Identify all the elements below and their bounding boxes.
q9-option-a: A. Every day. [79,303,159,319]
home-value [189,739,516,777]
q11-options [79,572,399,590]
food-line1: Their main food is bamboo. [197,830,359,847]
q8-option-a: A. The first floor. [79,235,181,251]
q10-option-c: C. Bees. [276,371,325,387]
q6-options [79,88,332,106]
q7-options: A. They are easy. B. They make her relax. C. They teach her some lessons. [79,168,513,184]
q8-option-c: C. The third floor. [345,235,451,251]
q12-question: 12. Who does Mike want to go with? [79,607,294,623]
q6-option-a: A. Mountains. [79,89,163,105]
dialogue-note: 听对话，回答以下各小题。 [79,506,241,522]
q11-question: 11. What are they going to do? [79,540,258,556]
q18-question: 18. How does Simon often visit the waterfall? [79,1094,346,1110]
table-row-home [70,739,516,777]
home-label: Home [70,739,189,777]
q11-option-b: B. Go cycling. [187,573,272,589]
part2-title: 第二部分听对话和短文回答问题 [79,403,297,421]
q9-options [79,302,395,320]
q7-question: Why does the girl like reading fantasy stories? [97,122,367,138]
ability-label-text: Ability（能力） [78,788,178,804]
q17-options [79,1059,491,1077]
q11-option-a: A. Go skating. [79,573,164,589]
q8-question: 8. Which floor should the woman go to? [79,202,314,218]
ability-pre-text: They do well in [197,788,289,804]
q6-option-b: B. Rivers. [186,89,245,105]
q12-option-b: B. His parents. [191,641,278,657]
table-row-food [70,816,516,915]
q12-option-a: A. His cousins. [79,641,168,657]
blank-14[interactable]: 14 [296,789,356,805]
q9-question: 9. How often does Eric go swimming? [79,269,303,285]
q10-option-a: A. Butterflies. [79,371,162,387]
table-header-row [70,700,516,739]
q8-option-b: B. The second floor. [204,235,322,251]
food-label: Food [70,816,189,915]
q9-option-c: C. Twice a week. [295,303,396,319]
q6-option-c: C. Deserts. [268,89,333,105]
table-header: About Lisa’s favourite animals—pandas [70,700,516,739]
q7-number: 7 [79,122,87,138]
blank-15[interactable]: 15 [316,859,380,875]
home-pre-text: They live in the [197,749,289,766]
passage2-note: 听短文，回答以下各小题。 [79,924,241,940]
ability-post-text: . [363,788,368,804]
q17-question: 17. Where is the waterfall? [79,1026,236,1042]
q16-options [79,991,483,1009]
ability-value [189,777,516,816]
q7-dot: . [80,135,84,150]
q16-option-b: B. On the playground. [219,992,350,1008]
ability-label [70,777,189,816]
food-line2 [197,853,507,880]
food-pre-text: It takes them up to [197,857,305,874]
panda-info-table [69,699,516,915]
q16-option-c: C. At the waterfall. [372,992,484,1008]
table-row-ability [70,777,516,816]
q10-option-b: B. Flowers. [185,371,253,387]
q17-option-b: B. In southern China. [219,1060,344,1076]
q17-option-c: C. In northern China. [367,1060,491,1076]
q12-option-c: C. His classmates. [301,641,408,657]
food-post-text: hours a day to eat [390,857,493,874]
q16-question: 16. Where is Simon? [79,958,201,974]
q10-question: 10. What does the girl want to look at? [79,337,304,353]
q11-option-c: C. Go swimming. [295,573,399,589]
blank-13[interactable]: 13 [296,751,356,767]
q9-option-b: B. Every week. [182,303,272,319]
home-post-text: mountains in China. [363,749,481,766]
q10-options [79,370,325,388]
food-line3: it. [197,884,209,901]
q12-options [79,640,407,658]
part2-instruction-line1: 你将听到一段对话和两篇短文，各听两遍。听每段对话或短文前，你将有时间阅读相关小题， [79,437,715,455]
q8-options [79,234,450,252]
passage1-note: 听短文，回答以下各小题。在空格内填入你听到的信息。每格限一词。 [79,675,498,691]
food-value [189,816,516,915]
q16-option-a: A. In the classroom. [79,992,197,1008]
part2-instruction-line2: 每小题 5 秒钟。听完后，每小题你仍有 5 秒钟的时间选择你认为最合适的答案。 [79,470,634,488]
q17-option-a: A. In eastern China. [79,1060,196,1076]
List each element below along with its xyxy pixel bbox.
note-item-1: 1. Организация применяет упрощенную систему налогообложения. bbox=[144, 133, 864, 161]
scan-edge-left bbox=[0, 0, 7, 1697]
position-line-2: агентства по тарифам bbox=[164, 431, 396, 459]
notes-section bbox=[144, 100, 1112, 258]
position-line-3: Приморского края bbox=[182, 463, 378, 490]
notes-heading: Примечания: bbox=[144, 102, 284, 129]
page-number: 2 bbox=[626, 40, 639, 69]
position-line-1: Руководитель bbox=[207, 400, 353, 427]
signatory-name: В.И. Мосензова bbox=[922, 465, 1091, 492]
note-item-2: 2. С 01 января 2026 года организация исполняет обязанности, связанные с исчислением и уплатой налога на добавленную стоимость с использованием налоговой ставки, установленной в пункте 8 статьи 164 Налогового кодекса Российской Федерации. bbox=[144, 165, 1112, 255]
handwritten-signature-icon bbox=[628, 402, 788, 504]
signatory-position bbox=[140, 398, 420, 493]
-*-*-
**Short exercise:**
Copy every line of the records above without changing anything.

**Written answer:**
Identify all the elements below and their bounding boxes.
q9-option-a: A. Every day. [79,303,159,319]
home-value [189,739,516,777]
q11-options [79,572,399,590]
food-line1: Their main food is bamboo. [197,830,359,847]
q8-option-a: A. The first floor. [79,235,181,251]
q10-option-c: C. Bees. [276,371,325,387]
q6-options [79,88,332,106]
q7-options: A. They are easy. B. They make her relax. C. They teach her some lessons. [79,168,513,184]
q8-option-c: C. The third floor. [345,235,451,251]
q12-question: 12. Who does Mike want to go with? [79,607,294,623]
q6-option-a: A. Mountains. [79,89,163,105]
dialogue-note: 听对话，回答以下各小题。 [79,506,241,522]
q11-question: 11. What are they going to do? [79,540,258,556]
q18-question: 18. How does Simon often visit the waterfall? [79,1094,346,1110]
table-row-home [70,739,516,777]
home-label: Home [70,739,189,777]
q11-option-b: B. Go cycling. [187,573,272,589]
part2-title: 第二部分听对话和短文回答问题 [79,403,297,421]
q9-options [79,302,395,320]
q7-question: Why does the girl like reading fantasy stories? [97,122,367,138]
ability-label-text: Ability（能力） [78,788,178,804]
q17-options [79,1059,491,1077]
q11-option-a: A. Go skating. [79,573,164,589]
q8-question: 8. Which floor should the woman go to? [79,202,314,218]
ability-pre-text: They do well in [197,788,289,804]
q6-option-b: B. Rivers. [186,89,245,105]
q12-option-b: B. His parents. [191,641,278,657]
table-row-food [70,816,516,915]
q12-option-a: A. His cousins. [79,641,168,657]
blank-14[interactable]: 14 [296,789,356,805]
q9-question: 9. How often does Eric go swimming? [79,269,303,285]
q10-option-a: A. Butterflies. [79,371,162,387]
table-header-row [70,700,516,739]
q8-option-b: B. The second floor. [204,235,322,251]
food-label: Food [70,816,189,915]
q9-option-c: C. Twice a week. [295,303,396,319]
q6-option-c: C. Deserts. [268,89,333,105]
table-header: About Lisa’s favourite animals—pandas [70,700,516,739]
q7-number: 7 [79,122,87,138]
blank-15[interactable]: 15 [316,859,380,875]
home-pre-text: They live in the [197,749,289,766]
passage2-note: 听短文，回答以下各小题。 [79,924,241,940]
ability-post-text: . [363,788,368,804]
q17-question: 17. Where is the waterfall? [79,1026,236,1042]
q16-options [79,991,483,1009]
ability-value [189,777,516,816]
q7-dot: . [80,135,84,150]
q16-option-b: B. On the playground. [219,992,350,1008]
ability-label [70,777,189,816]
food-line2 [197,853,507,880]
food-pre-text: It takes them up to [197,857,305,874]
panda-info-table [69,699,516,915]
q16-option-c: C. At the waterfall. [372,992,484,1008]
table-row-ability [70,777,516,816]
q10-option-b: B. Flowers. [185,371,253,387]
q17-option-b: B. In southern China. [219,1060,344,1076]
q17-option-c: C. In northern China. [367,1060,491,1076]
q12-option-c: C. His classmates. [301,641,408,657]
food-post-text: hours a day to eat [390,857,493,874]
q16-question: 16. Where is Simon? [79,958,201,974]
q10-question: 10. What does the girl want to look at? [79,337,304,353]
q11-option-c: C. Go swimming. [295,573,399,589]
blank-13[interactable]: 13 [296,751,356,767]
q9-option-b: B. Every week. [182,303,272,319]
home-post-text: mountains in China. [363,749,481,766]
q10-options [79,370,325,388]
food-line3: it. [197,884,209,901]
q12-options [79,640,407,658]
part2-instruction-line1: 你将听到一段对话和两篇短文，各听两遍。听每段对话或短文前，你将有时间阅读相关小题， [79,437,715,455]
q8-options [79,234,450,252]
passage1-note: 听短文，回答以下各小题。在空格内填入你听到的信息。每格限一词。 [79,675,498,691]
food-value [189,816,516,915]
q16-option-a: A. In the classroom. [79,992,197,1008]
part2-instruction-line2: 每小题 5 秒钟。听完后，每小题你仍有 5 秒钟的时间选择你认为最合适的答案。 [79,470,634,488]
q17-option-a: A. In eastern China. [79,1060,196,1076]
List each element below along with its xyxy pixel bbox.
note-item-1: 1. Организация применяет упрощенную систему налогообложения. bbox=[144, 133, 864, 161]
scan-edge-left bbox=[0, 0, 7, 1697]
position-line-2: агентства по тарифам bbox=[164, 431, 396, 459]
notes-section bbox=[144, 100, 1112, 258]
position-line-3: Приморского края bbox=[182, 463, 378, 490]
notes-heading: Примечания: bbox=[144, 102, 284, 129]
page-number: 2 bbox=[626, 40, 639, 69]
position-line-1: Руководитель bbox=[207, 400, 353, 427]
signatory-name: В.И. Мосензова bbox=[922, 465, 1091, 492]
note-item-2: 2. С 01 января 2026 года организация исполняет обязанности, связанные с исчислением и уплатой налога на добавленную стоимость с использованием налоговой ставки, установленной в пункте 8 статьи 164 Налогового кодекса Российской Федерации. bbox=[144, 165, 1112, 255]
handwritten-signature-icon bbox=[628, 402, 788, 504]
signatory-position bbox=[140, 398, 420, 493]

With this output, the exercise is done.